Leaving the pictures aside, transcribe every line below exactly.

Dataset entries
[BEGIN]

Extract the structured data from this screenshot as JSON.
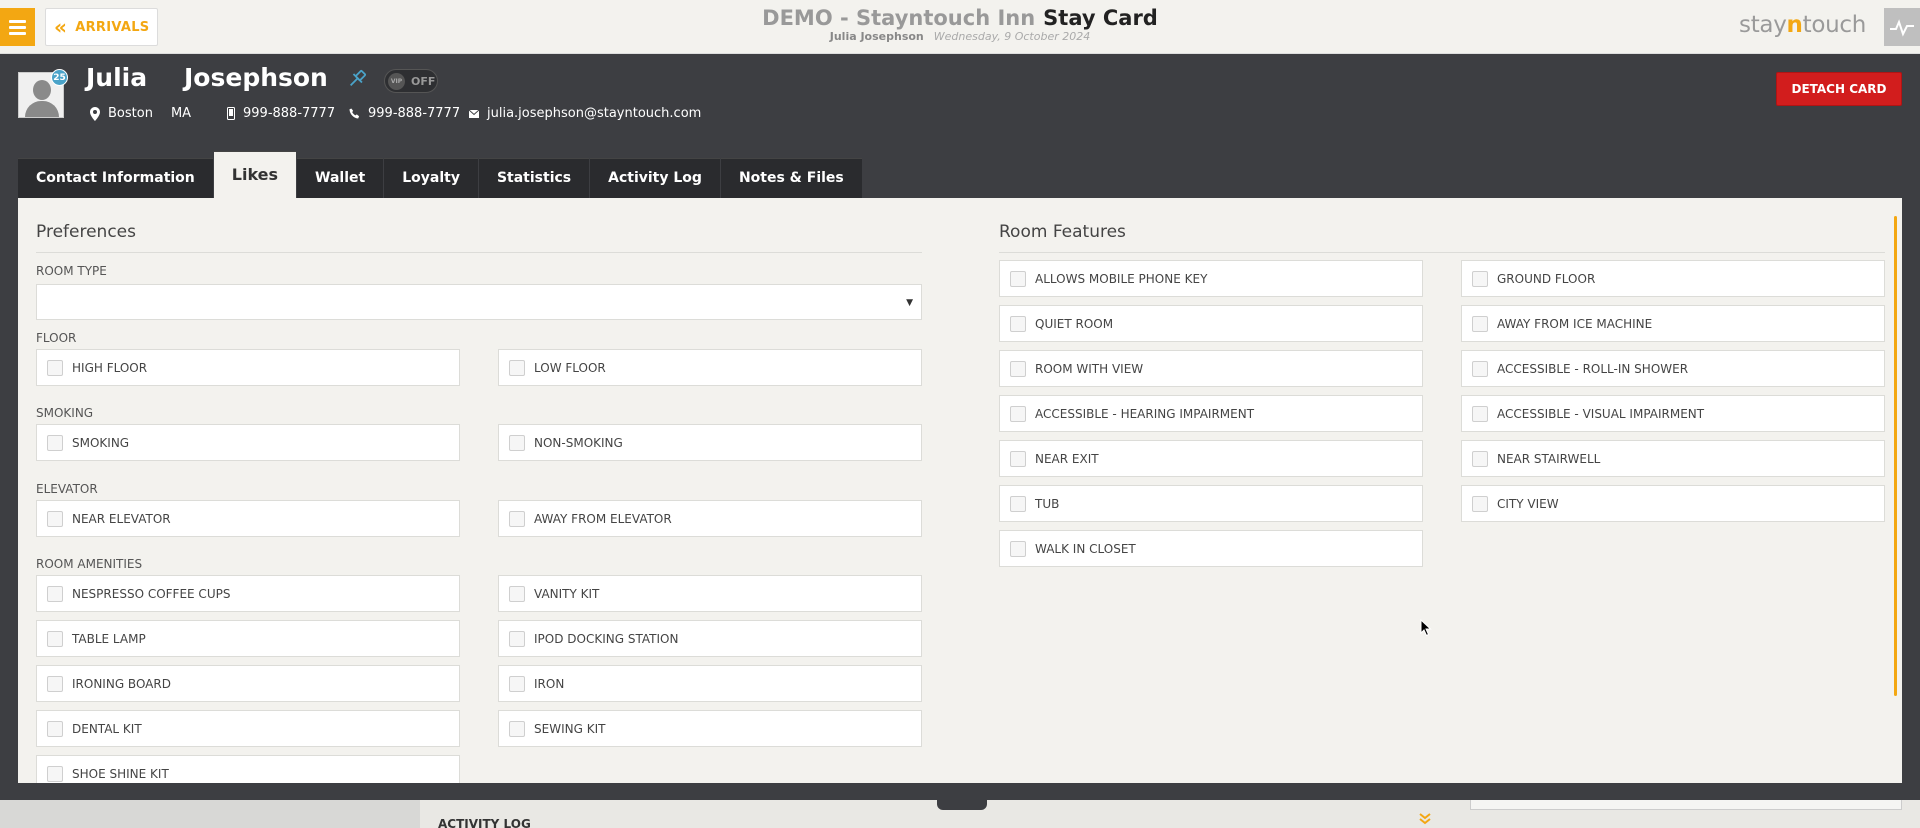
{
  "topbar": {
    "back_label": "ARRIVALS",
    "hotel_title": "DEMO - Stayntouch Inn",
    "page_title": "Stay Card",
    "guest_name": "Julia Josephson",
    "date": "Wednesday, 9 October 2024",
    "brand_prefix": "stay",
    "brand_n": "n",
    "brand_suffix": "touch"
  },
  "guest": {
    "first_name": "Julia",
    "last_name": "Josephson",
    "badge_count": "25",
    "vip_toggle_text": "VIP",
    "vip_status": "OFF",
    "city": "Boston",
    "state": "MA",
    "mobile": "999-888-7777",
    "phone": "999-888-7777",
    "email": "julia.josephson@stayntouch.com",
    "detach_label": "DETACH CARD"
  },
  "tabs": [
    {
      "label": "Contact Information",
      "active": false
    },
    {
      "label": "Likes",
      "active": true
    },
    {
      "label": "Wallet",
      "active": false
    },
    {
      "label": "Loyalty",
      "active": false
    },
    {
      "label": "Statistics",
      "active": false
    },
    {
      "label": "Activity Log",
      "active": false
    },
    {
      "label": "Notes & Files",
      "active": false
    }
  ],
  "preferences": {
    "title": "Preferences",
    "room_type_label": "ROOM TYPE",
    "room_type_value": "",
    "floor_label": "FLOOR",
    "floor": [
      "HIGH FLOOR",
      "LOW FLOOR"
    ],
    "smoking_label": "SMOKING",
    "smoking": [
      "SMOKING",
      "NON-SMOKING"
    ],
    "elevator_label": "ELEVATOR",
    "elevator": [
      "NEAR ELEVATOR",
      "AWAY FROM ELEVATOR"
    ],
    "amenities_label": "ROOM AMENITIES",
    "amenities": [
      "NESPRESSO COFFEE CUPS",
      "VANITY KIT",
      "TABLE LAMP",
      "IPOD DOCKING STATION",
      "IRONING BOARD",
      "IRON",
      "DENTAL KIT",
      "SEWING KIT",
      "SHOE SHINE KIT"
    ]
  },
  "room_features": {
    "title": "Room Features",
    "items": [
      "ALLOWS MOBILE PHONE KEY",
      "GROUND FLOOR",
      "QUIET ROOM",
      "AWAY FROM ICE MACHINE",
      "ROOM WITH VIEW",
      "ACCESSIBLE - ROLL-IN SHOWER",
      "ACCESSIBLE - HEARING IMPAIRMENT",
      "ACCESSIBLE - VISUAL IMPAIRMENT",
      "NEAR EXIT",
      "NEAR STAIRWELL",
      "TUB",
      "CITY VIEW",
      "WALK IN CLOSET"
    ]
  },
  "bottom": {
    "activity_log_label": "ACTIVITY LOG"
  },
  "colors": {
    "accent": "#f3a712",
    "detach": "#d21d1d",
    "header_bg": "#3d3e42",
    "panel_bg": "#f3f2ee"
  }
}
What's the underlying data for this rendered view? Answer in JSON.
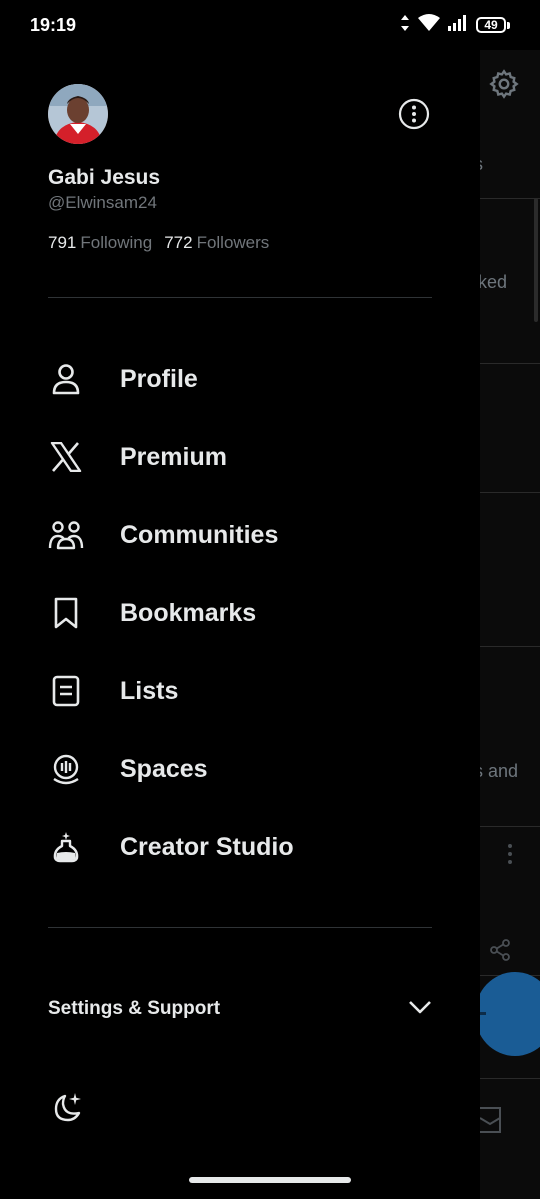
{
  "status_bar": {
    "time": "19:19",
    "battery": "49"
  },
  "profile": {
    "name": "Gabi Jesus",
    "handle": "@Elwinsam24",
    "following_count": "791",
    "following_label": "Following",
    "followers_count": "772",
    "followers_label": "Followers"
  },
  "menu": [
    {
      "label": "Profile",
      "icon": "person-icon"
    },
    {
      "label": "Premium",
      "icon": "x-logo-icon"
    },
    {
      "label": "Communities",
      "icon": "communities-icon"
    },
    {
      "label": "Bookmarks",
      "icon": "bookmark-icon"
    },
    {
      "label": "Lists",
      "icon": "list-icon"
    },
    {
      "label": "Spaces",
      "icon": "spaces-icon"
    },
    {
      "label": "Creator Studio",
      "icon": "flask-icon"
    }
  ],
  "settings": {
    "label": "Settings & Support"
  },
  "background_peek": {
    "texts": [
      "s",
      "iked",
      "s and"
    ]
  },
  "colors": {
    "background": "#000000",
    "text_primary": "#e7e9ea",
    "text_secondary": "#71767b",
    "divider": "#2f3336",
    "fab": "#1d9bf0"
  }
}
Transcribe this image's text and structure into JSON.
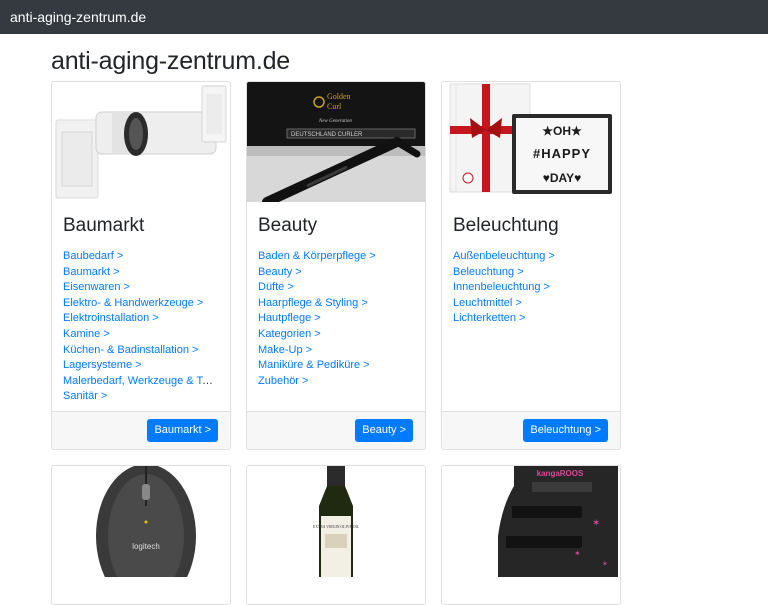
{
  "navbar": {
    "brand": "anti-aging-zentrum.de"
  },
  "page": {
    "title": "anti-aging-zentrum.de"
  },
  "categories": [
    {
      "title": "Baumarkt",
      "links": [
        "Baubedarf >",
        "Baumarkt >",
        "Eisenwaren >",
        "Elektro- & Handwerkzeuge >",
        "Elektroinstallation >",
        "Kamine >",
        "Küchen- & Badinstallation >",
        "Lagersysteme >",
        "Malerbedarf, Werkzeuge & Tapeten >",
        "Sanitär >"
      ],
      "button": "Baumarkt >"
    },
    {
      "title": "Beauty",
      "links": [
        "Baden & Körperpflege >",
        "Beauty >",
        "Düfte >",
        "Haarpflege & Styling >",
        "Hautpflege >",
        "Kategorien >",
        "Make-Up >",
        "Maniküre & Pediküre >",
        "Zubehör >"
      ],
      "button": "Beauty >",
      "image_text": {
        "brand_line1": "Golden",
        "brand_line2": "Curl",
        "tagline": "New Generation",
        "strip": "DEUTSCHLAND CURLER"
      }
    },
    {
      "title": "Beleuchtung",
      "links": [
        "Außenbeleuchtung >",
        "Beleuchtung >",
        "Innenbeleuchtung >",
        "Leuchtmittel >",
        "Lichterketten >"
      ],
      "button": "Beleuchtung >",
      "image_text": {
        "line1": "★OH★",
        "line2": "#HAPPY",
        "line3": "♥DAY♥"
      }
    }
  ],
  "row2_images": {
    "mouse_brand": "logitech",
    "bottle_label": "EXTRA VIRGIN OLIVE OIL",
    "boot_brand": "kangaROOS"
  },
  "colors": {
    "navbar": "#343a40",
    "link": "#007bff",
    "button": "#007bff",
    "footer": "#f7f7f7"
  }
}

[END]

▶ _EXERCISE OUTPUT_:
Extract the structured data from this screenshot as JSON.
{
  "topbar": {
    "back_label": "ARRIVALS",
    "hotel_title": "DEMO - Stayntouch Inn",
    "page_title": "Stay Card",
    "guest_name": "Julia Josephson",
    "date": "Wednesday, 9 October 2024",
    "brand_prefix": "stay",
    "brand_n": "n",
    "brand_suffix": "touch"
  },
  "guest": {
    "first_name": "Julia",
    "last_name": "Josephson",
    "badge_count": "25",
    "vip_toggle_text": "VIP",
    "vip_status": "OFF",
    "city": "Boston",
    "state": "MA",
    "mobile": "999-888-7777",
    "phone": "999-888-7777",
    "email": "julia.josephson@stayntouch.com",
    "detach_label": "DETACH CARD"
  },
  "tabs": [
    {
      "label": "Contact Information",
      "active": false
    },
    {
      "label": "Likes",
      "active": true
    },
    {
      "label": "Wallet",
      "active": false
    },
    {
      "label": "Loyalty",
      "active": false
    },
    {
      "label": "Statistics",
      "active": false
    },
    {
      "label": "Activity Log",
      "active": false
    },
    {
      "label": "Notes & Files",
      "active": false
    }
  ],
  "preferences": {
    "title": "Preferences",
    "room_type_label": "ROOM TYPE",
    "room_type_value": "",
    "floor_label": "FLOOR",
    "floor": [
      "HIGH FLOOR",
      "LOW FLOOR"
    ],
    "smoking_label": "SMOKING",
    "smoking": [
      "SMOKING",
      "NON-SMOKING"
    ],
    "elevator_label": "ELEVATOR",
    "elevator": [
      "NEAR ELEVATOR",
      "AWAY FROM ELEVATOR"
    ],
    "amenities_label": "ROOM AMENITIES",
    "amenities": [
      "NESPRESSO COFFEE CUPS",
      "VANITY KIT",
      "TABLE LAMP",
      "IPOD DOCKING STATION",
      "IRONING BOARD",
      "IRON",
      "DENTAL KIT",
      "SEWING KIT",
      "SHOE SHINE KIT"
    ]
  },
  "room_features": {
    "title": "Room Features",
    "items": [
      "ALLOWS MOBILE PHONE KEY",
      "GROUND FLOOR",
      "QUIET ROOM",
      "AWAY FROM ICE MACHINE",
      "ROOM WITH VIEW",
      "ACCESSIBLE - ROLL-IN SHOWER",
      "ACCESSIBLE - HEARING IMPAIRMENT",
      "ACCESSIBLE - VISUAL IMPAIRMENT",
      "NEAR EXIT",
      "NEAR STAIRWELL",
      "TUB",
      "CITY VIEW",
      "WALK IN CLOSET"
    ]
  },
  "bottom": {
    "activity_log_label": "ACTIVITY LOG"
  },
  "colors": {
    "accent": "#f3a712",
    "detach": "#d21d1d",
    "header_bg": "#3d3e42",
    "panel_bg": "#f3f2ee"
  }
}
What's the underlying data for this rendered view? Answer in JSON.
{
  "status_bar": {
    "time": "19:19",
    "battery": "49"
  },
  "profile": {
    "name": "Gabi Jesus",
    "handle": "@Elwinsam24",
    "following_count": "791",
    "following_label": "Following",
    "followers_count": "772",
    "followers_label": "Followers"
  },
  "menu": [
    {
      "label": "Profile",
      "icon": "person-icon"
    },
    {
      "label": "Premium",
      "icon": "x-logo-icon"
    },
    {
      "label": "Communities",
      "icon": "communities-icon"
    },
    {
      "label": "Bookmarks",
      "icon": "bookmark-icon"
    },
    {
      "label": "Lists",
      "icon": "list-icon"
    },
    {
      "label": "Spaces",
      "icon": "spaces-icon"
    },
    {
      "label": "Creator Studio",
      "icon": "flask-icon"
    }
  ],
  "settings": {
    "label": "Settings & Support"
  },
  "background_peek": {
    "texts": [
      "s",
      "iked",
      "s and"
    ]
  },
  "colors": {
    "background": "#000000",
    "text_primary": "#e7e9ea",
    "text_secondary": "#71767b",
    "divider": "#2f3336",
    "fab": "#1d9bf0"
  }
}
Transcribe this image's text and structure into JSON.
{
  "navbar": {
    "brand": "anti-aging-zentrum.de"
  },
  "page": {
    "title": "anti-aging-zentrum.de"
  },
  "categories": [
    {
      "title": "Baumarkt",
      "links": [
        "Baubedarf >",
        "Baumarkt >",
        "Eisenwaren >",
        "Elektro- & Handwerkzeuge >",
        "Elektroinstallation >",
        "Kamine >",
        "Küchen- & Badinstallation >",
        "Lagersysteme >",
        "Malerbedarf, Werkzeuge & Tapeten >",
        "Sanitär >"
      ],
      "button": "Baumarkt >"
    },
    {
      "title": "Beauty",
      "links": [
        "Baden & Körperpflege >",
        "Beauty >",
        "Düfte >",
        "Haarpflege & Styling >",
        "Hautpflege >",
        "Kategorien >",
        "Make-Up >",
        "Maniküre & Pediküre >",
        "Zubehör >"
      ],
      "button": "Beauty >",
      "image_text": {
        "brand_line1": "Golden",
        "brand_line2": "Curl",
        "tagline": "New Generation",
        "strip": "DEUTSCHLAND CURLER"
      }
    },
    {
      "title": "Beleuchtung",
      "links": [
        "Außenbeleuchtung >",
        "Beleuchtung >",
        "Innenbeleuchtung >",
        "Leuchtmittel >",
        "Lichterketten >"
      ],
      "button": "Beleuchtung >",
      "image_text": {
        "line1": "★OH★",
        "line2": "#HAPPY",
        "line3": "♥DAY♥"
      }
    }
  ],
  "row2_images": {
    "mouse_brand": "logitech",
    "bottle_label": "EXTRA VIRGIN OLIVE OIL",
    "boot_brand": "kangaROOS"
  },
  "colors": {
    "navbar": "#343a40",
    "link": "#007bff",
    "button": "#007bff",
    "footer": "#f7f7f7"
  }
}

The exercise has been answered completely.